§ Objective:
Will you transcribe the entries that follow, exactly and in full?

§ Stored entries:

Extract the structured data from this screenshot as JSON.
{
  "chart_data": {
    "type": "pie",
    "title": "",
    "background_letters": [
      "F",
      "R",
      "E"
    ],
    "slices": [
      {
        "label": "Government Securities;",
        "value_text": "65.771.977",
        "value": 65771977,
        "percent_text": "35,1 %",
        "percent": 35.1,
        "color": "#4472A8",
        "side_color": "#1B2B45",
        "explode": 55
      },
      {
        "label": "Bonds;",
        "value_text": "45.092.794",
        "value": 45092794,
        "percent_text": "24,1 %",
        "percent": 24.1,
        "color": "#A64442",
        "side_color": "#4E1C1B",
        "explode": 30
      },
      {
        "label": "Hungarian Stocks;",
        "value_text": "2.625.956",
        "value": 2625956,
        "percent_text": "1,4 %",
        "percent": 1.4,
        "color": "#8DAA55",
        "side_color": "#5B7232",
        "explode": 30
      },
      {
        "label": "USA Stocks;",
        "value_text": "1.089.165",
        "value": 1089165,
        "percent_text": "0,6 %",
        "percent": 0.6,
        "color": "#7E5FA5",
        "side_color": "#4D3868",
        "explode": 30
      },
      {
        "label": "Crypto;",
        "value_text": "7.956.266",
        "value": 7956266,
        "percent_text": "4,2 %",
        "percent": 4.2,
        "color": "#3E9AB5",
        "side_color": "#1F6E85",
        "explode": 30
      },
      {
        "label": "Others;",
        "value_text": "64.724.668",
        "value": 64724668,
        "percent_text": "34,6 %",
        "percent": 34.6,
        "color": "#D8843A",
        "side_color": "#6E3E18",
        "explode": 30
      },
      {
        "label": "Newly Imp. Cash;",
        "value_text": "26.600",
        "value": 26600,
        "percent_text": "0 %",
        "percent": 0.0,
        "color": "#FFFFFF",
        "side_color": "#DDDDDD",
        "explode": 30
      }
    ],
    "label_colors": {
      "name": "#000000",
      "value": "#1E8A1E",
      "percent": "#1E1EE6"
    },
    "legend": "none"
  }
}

§ Full solution:
Extract the structured data from this screenshot as JSON.
{
  "chart_data": {
    "type": "pie",
    "title": "",
    "background_letters": [
      "F",
      "R",
      "E"
    ],
    "slices": [
      {
        "label": "Government Securities;",
        "value_text": "65.771.977",
        "value": 65771977,
        "percent_text": "35,1 %",
        "percent": 35.1,
        "color": "#4472A8",
        "side_color": "#1B2B45",
        "explode": 55
      },
      {
        "label": "Bonds;",
        "value_text": "45.092.794",
        "value": 45092794,
        "percent_text": "24,1 %",
        "percent": 24.1,
        "color": "#A64442",
        "side_color": "#4E1C1B",
        "explode": 30
      },
      {
        "label": "Hungarian Stocks;",
        "value_text": "2.625.956",
        "value": 2625956,
        "percent_text": "1,4 %",
        "percent": 1.4,
        "color": "#8DAA55",
        "side_color": "#5B7232",
        "explode": 30
      },
      {
        "label": "USA Stocks;",
        "value_text": "1.089.165",
        "value": 1089165,
        "percent_text": "0,6 %",
        "percent": 0.6,
        "color": "#7E5FA5",
        "side_color": "#4D3868",
        "explode": 30
      },
      {
        "label": "Crypto;",
        "value_text": "7.956.266",
        "value": 7956266,
        "percent_text": "4,2 %",
        "percent": 4.2,
        "color": "#3E9AB5",
        "side_color": "#1F6E85",
        "explode": 30
      },
      {
        "label": "Others;",
        "value_text": "64.724.668",
        "value": 64724668,
        "percent_text": "34,6 %",
        "percent": 34.6,
        "color": "#D8843A",
        "side_color": "#6E3E18",
        "explode": 30
      },
      {
        "label": "Newly Imp. Cash;",
        "value_text": "26.600",
        "value": 26600,
        "percent_text": "0 %",
        "percent": 0.0,
        "color": "#FFFFFF",
        "side_color": "#DDDDDD",
        "explode": 30
      }
    ],
    "label_colors": {
      "name": "#000000",
      "value": "#1E8A1E",
      "percent": "#1E1EE6"
    },
    "legend": "none"
  }
}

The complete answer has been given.